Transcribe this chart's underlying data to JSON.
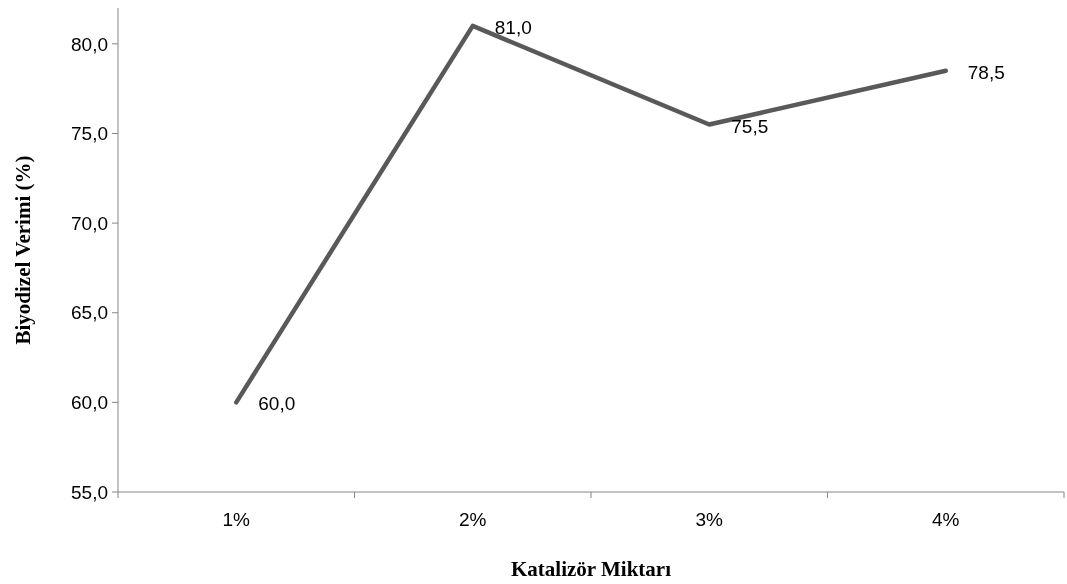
{
  "chart_data": {
    "type": "line",
    "xlabel": "Katalizör Miktarı",
    "ylabel": "Biyodizel Verimi (%)",
    "categories": [
      "1%",
      "2%",
      "3%",
      "4%"
    ],
    "series": [
      {
        "color": "#595959",
        "values": [
          60.0,
          81.0,
          75.5,
          78.5
        ],
        "value_labels": [
          "60,0",
          "81,0",
          "75,5",
          "78,5"
        ]
      }
    ],
    "ylim": [
      55,
      82
    ],
    "yticks": [
      {
        "value": 55,
        "label": "55,0"
      },
      {
        "value": 60,
        "label": "60,0"
      },
      {
        "value": 65,
        "label": "65,0"
      },
      {
        "value": 70,
        "label": "70,0"
      },
      {
        "value": 75,
        "label": "75,0"
      },
      {
        "value": 80,
        "label": "80,0"
      }
    ],
    "grid": false,
    "marker": "none",
    "line_style": "solid"
  }
}
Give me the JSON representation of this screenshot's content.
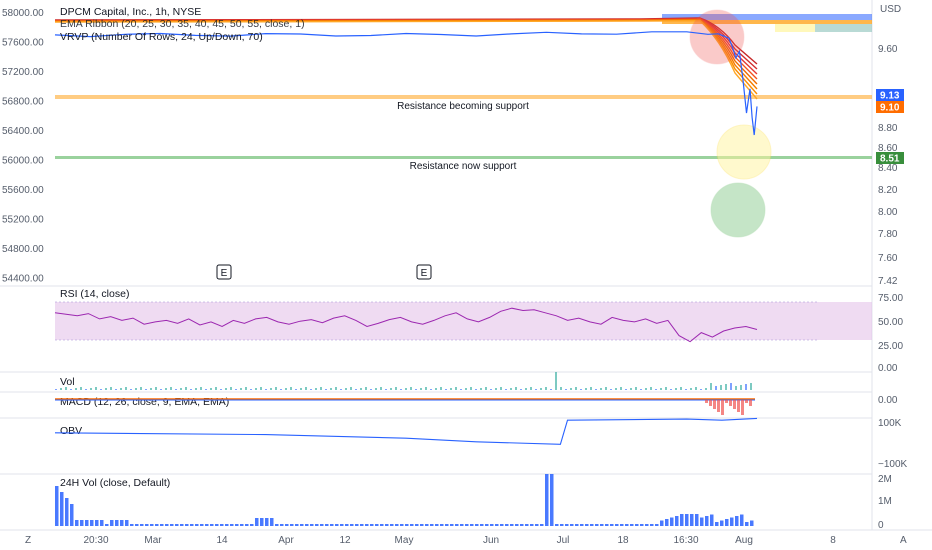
{
  "header": {
    "symbol": "DPCM Capital, Inc., 1h, NYSE",
    "ema_ribbon": "EMA Ribbon (20, 25, 30, 35, 40, 45, 50, 55, close, 1)",
    "vrvp": "VRVP (Number Of Rows, 24, Up/Down, 70)"
  },
  "currency": "USD",
  "left_axis_ticks": [
    "58000.00",
    "57600.00",
    "57200.00",
    "56800.00",
    "56400.00",
    "56000.00",
    "55600.00",
    "55200.00",
    "54800.00",
    "54400.00"
  ],
  "right_axis_ticks": [
    "9.60",
    "9.20",
    "8.80",
    "8.60",
    "8.40",
    "8.20",
    "8.00",
    "7.80",
    "7.60",
    "7.42"
  ],
  "price_tags": {
    "last": "9.13",
    "ema": "9.10",
    "support": "8.51"
  },
  "colors": {
    "price": "#2962ff",
    "resistance": "#ffb74d",
    "support": "#81c784",
    "rsi": "#9c27b0",
    "ema_fast": "#f57c00",
    "ema_slow": "#d32f2f",
    "obv": "#2962ff",
    "vol": "#2962ff"
  },
  "annotations": {
    "resistance": "Resistance becoming support",
    "support": "Resistance now support"
  },
  "earnings_marker": "E",
  "rsi": {
    "title": "RSI (14, close)",
    "ticks": [
      "75.00",
      "50.00",
      "25.00",
      "0.00"
    ]
  },
  "vol": {
    "title": "Vol"
  },
  "macd": {
    "title": "MACD (12, 26, close, 9, EMA, EMA)",
    "ticks": [
      "0.00"
    ]
  },
  "obv": {
    "title": "OBV",
    "ticks": [
      "100K",
      "−100K"
    ]
  },
  "vol24": {
    "title": "24H Vol (close, Default)",
    "ticks": [
      "2M",
      "1M",
      "0"
    ]
  },
  "time_axis": [
    "20:30",
    "Mar",
    "14",
    "Apr",
    "12",
    "May",
    "Jun",
    "Jul",
    "18",
    "16:30",
    "Aug",
    "8"
  ],
  "corner_left": "Z",
  "corner_right": "A",
  "chart_data": {
    "type": "line",
    "price_series": [
      [
        0,
        0.905
      ],
      [
        0.05,
        0.904
      ],
      [
        0.1,
        0.906
      ],
      [
        0.15,
        0.905
      ],
      [
        0.2,
        0.906
      ],
      [
        0.25,
        0.905
      ],
      [
        0.3,
        0.906
      ],
      [
        0.35,
        0.905
      ],
      [
        0.4,
        0.906
      ],
      [
        0.45,
        0.905
      ],
      [
        0.5,
        0.905
      ],
      [
        0.55,
        0.906
      ],
      [
        0.6,
        0.907
      ],
      [
        0.65,
        0.909
      ],
      [
        0.7,
        0.91
      ],
      [
        0.75,
        0.912
      ],
      [
        0.8,
        0.914
      ],
      [
        0.85,
        0.915
      ],
      [
        0.9,
        0.914
      ],
      [
        0.93,
        0.913
      ],
      [
        0.945,
        0.91
      ],
      [
        0.96,
        0.89
      ],
      [
        0.965,
        0.85
      ],
      [
        0.97,
        0.8
      ],
      [
        0.975,
        0.83
      ],
      [
        0.98,
        0.7
      ],
      [
        0.985,
        0.55
      ],
      [
        0.99,
        0.66
      ],
      [
        0.993,
        0.53
      ],
      [
        0.996,
        0.45
      ],
      [
        1.0,
        0.58
      ]
    ],
    "rsi_values": [
      70,
      68,
      66,
      69,
      62,
      65,
      60,
      63,
      55,
      58,
      60,
      56,
      62,
      54,
      58,
      52,
      60,
      56,
      62,
      64,
      58,
      55,
      59,
      61,
      57,
      63,
      66,
      60,
      52,
      56,
      61,
      64,
      58,
      55,
      60,
      66,
      70,
      62,
      58,
      64,
      72,
      76,
      73,
      74,
      70,
      66,
      60,
      63,
      58,
      55,
      64,
      60,
      58,
      62,
      56,
      60,
      40,
      32,
      44,
      38,
      46,
      50,
      52,
      48
    ],
    "rsi_range": [
      0,
      100
    ],
    "rsi_band": [
      30,
      70
    ],
    "obv_levels": [
      [
        0,
        0.2
      ],
      [
        0.3,
        0.15
      ],
      [
        0.5,
        0.05
      ],
      [
        0.6,
        -0.05
      ],
      [
        0.72,
        -0.12
      ],
      [
        0.73,
        0.55
      ],
      [
        0.9,
        0.58
      ],
      [
        0.95,
        0.55
      ],
      [
        1.0,
        0.6
      ]
    ]
  }
}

┄┄┄┄┄┄┄┄┄┄

JOB: Your copy should match the records word for word, with the pictures removed.

SOLUTION TO THE PROBLEM:
Transcribe this chart's underlying data to JSON.
{
  "chart_data": {
    "type": "line",
    "xlabel": "Katalizör Miktarı",
    "ylabel": "Biyodizel Verimi (%)",
    "categories": [
      "1%",
      "2%",
      "3%",
      "4%"
    ],
    "series": [
      {
        "color": "#595959",
        "values": [
          60.0,
          81.0,
          75.5,
          78.5
        ],
        "value_labels": [
          "60,0",
          "81,0",
          "75,5",
          "78,5"
        ]
      }
    ],
    "ylim": [
      55,
      82
    ],
    "yticks": [
      {
        "value": 55,
        "label": "55,0"
      },
      {
        "value": 60,
        "label": "60,0"
      },
      {
        "value": 65,
        "label": "65,0"
      },
      {
        "value": 70,
        "label": "70,0"
      },
      {
        "value": 75,
        "label": "75,0"
      },
      {
        "value": 80,
        "label": "80,0"
      }
    ],
    "grid": false,
    "marker": "none",
    "line_style": "solid"
  }
}
Give me the JSON representation of this screenshot's content.
{
  "header": {
    "symbol": "DPCM Capital, Inc., 1h, NYSE",
    "ema_ribbon": "EMA Ribbon (20, 25, 30, 35, 40, 45, 50, 55, close, 1)",
    "vrvp": "VRVP (Number Of Rows, 24, Up/Down, 70)"
  },
  "currency": "USD",
  "left_axis_ticks": [
    "58000.00",
    "57600.00",
    "57200.00",
    "56800.00",
    "56400.00",
    "56000.00",
    "55600.00",
    "55200.00",
    "54800.00",
    "54400.00"
  ],
  "right_axis_ticks": [
    "9.60",
    "9.20",
    "8.80",
    "8.60",
    "8.40",
    "8.20",
    "8.00",
    "7.80",
    "7.60",
    "7.42"
  ],
  "price_tags": {
    "last": "9.13",
    "ema": "9.10",
    "support": "8.51"
  },
  "colors": {
    "price": "#2962ff",
    "resistance": "#ffb74d",
    "support": "#81c784",
    "rsi": "#9c27b0",
    "ema_fast": "#f57c00",
    "ema_slow": "#d32f2f",
    "obv": "#2962ff",
    "vol": "#2962ff"
  },
  "annotations": {
    "resistance": "Resistance becoming support",
    "support": "Resistance now support"
  },
  "earnings_marker": "E",
  "rsi": {
    "title": "RSI (14, close)",
    "ticks": [
      "75.00",
      "50.00",
      "25.00",
      "0.00"
    ]
  },
  "vol": {
    "title": "Vol"
  },
  "macd": {
    "title": "MACD (12, 26, close, 9, EMA, EMA)",
    "ticks": [
      "0.00"
    ]
  },
  "obv": {
    "title": "OBV",
    "ticks": [
      "100K",
      "−100K"
    ]
  },
  "vol24": {
    "title": "24H Vol (close, Default)",
    "ticks": [
      "2M",
      "1M",
      "0"
    ]
  },
  "time_axis": [
    "20:30",
    "Mar",
    "14",
    "Apr",
    "12",
    "May",
    "Jun",
    "Jul",
    "18",
    "16:30",
    "Aug",
    "8"
  ],
  "corner_left": "Z",
  "corner_right": "A",
  "chart_data": {
    "type": "line",
    "price_series": [
      [
        0,
        0.905
      ],
      [
        0.05,
        0.904
      ],
      [
        0.1,
        0.906
      ],
      [
        0.15,
        0.905
      ],
      [
        0.2,
        0.906
      ],
      [
        0.25,
        0.905
      ],
      [
        0.3,
        0.906
      ],
      [
        0.35,
        0.905
      ],
      [
        0.4,
        0.906
      ],
      [
        0.45,
        0.905
      ],
      [
        0.5,
        0.905
      ],
      [
        0.55,
        0.906
      ],
      [
        0.6,
        0.907
      ],
      [
        0.65,
        0.909
      ],
      [
        0.7,
        0.91
      ],
      [
        0.75,
        0.912
      ],
      [
        0.8,
        0.914
      ],
      [
        0.85,
        0.915
      ],
      [
        0.9,
        0.914
      ],
      [
        0.93,
        0.913
      ],
      [
        0.945,
        0.91
      ],
      [
        0.96,
        0.89
      ],
      [
        0.965,
        0.85
      ],
      [
        0.97,
        0.8
      ],
      [
        0.975,
        0.83
      ],
      [
        0.98,
        0.7
      ],
      [
        0.985,
        0.55
      ],
      [
        0.99,
        0.66
      ],
      [
        0.993,
        0.53
      ],
      [
        0.996,
        0.45
      ],
      [
        1.0,
        0.58
      ]
    ],
    "rsi_values": [
      70,
      68,
      66,
      69,
      62,
      65,
      60,
      63,
      55,
      58,
      60,
      56,
      62,
      54,
      58,
      52,
      60,
      56,
      62,
      64,
      58,
      55,
      59,
      61,
      57,
      63,
      66,
      60,
      52,
      56,
      61,
      64,
      58,
      55,
      60,
      66,
      70,
      62,
      58,
      64,
      72,
      76,
      73,
      74,
      70,
      66,
      60,
      63,
      58,
      55,
      64,
      60,
      58,
      62,
      56,
      60,
      40,
      32,
      44,
      38,
      46,
      50,
      52,
      48
    ],
    "rsi_range": [
      0,
      100
    ],
    "rsi_band": [
      30,
      70
    ],
    "obv_levels": [
      [
        0,
        0.2
      ],
      [
        0.3,
        0.15
      ],
      [
        0.5,
        0.05
      ],
      [
        0.6,
        -0.05
      ],
      [
        0.72,
        -0.12
      ],
      [
        0.73,
        0.55
      ],
      [
        0.9,
        0.58
      ],
      [
        0.95,
        0.55
      ],
      [
        1.0,
        0.6
      ]
    ]
  }
}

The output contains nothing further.